In 1991 twenty‑three‑year‑old Kimberly Bergalis went before Congress to beg for legislation to require all health‑care workers in America to be tested for HIV and to prohibit HIV‑positive health‑care workers from practicing. She had been infected with HIV by her dentist, she claimed. Bergalis swore she was virgin, but a medical exam prior to the congressional hearings found Bergalis' vagina to be in condition consistent with prior sexual intercourse,' and that she had vaginal venereal warts. "I did nothing wrong,' Bergalis said, tearfully, to Congress. But it seems perhaps she did‑ that is, if lying, maligning the character of a dead man, extorting funds from his estate and insurance company, and mounting a campaign of hate and discrimination qualify as wrong.'


Researchers once thought that virtually everyone infected with HIV would progress to full‑blown AIDS and die as a result. Yet their estimates of latency have extended from eighteen months to as long as ten to fifteen years. In his groundbreaking book, Rethinking AIDS (1993), Dr. Robert Root‑Bernstein speculates that the prolonged latency might be a sign either that "co‑factors are necessary to trigger infection into full‑blown AIDS, and those with the most co‑factors died first" or that more and more people are successfully fighting off the infection and remaining healthy but inevitably carrying HIV antibodies for years or perhaps a lifetime.'


Recent evidence suggests that for all those who test positive for antibodies to HIV, there are many more who have been exposed to the virus but who appear to have successfully fought the infection via a cell‑mediated response without developing the antibodies that show up on standard AIDS tests. Dr. Gene Shearer of the National Cancer Institute has found that roughly 5 percent of 136 HIV‑antibody‑negative heterosexual men he tested showed such a cellular response to HIV, indicating that these people either contained the infection by disabling the virus or that they actually rid their bodies of the virus.
::::::::
» **ACTION ITEM**
Answer these questions from the passage on HIV above.
(a) In what year did Kimberly Bergalis go before Congress?
(b) What is the longest latency estimate the passage gives?
(c) How many HIV-antibody-negative heterosexual men did Dr. Gene Shearer test?

[Dataset entries]
::::::::
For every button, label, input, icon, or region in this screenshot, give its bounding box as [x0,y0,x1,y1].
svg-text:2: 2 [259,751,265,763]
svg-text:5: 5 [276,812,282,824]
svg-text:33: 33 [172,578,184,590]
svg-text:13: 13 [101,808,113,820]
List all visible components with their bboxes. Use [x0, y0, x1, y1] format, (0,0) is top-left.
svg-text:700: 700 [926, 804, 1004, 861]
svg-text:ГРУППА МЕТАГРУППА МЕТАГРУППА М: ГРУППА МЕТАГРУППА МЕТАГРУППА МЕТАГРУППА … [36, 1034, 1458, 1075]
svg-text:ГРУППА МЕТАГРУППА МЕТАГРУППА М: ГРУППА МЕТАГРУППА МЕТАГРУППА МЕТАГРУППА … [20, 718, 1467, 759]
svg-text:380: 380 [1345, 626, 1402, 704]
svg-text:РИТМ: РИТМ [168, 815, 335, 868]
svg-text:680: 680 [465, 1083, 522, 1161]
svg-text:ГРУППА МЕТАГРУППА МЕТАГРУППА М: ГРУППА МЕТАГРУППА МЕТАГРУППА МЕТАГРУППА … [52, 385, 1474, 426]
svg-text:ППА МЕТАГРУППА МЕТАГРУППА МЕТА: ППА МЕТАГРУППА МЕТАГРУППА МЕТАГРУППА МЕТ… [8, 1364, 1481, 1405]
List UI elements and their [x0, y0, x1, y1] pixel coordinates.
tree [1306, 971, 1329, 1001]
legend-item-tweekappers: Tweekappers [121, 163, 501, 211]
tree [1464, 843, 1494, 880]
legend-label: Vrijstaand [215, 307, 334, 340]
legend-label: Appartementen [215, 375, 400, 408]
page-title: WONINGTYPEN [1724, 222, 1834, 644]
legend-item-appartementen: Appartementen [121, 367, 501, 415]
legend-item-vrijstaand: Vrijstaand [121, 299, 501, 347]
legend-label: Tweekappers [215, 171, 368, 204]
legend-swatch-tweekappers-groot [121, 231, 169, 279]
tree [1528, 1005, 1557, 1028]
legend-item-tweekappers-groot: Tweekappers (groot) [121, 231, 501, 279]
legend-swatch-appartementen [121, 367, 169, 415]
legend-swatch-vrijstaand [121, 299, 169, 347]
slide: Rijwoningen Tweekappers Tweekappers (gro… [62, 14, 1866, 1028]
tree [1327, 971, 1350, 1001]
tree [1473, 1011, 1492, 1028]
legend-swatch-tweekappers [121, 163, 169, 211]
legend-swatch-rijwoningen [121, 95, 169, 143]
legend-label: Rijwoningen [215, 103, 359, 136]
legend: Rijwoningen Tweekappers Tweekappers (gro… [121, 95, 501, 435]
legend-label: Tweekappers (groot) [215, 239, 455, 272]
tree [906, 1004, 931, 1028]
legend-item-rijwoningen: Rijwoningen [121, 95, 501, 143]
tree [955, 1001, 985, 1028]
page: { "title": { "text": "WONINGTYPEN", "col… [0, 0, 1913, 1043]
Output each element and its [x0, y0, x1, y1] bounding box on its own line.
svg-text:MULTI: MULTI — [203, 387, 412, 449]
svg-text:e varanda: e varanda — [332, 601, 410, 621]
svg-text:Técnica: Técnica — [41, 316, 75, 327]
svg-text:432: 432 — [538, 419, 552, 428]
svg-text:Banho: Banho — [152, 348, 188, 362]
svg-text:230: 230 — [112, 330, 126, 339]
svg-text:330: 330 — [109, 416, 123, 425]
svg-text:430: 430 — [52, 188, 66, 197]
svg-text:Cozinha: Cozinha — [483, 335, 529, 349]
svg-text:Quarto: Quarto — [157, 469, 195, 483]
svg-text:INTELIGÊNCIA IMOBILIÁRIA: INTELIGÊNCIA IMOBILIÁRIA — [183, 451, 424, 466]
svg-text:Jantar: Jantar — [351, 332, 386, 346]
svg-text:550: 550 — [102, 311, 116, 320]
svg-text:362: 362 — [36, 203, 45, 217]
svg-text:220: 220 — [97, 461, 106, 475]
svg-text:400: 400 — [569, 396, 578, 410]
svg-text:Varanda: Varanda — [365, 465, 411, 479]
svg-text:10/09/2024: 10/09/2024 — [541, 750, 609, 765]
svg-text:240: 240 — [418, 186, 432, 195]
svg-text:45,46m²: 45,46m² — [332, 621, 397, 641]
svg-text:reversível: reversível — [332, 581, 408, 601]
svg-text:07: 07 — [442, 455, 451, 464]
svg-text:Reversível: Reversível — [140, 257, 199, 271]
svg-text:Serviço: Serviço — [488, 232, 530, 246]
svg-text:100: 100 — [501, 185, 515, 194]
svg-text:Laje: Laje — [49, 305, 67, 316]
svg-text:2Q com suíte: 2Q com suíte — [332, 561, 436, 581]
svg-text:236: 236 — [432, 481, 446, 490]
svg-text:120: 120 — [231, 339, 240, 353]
::::::::
» **WRITTEN RESPONSE**
(a) 1991
(b) Ten to fifteen years
(c) 136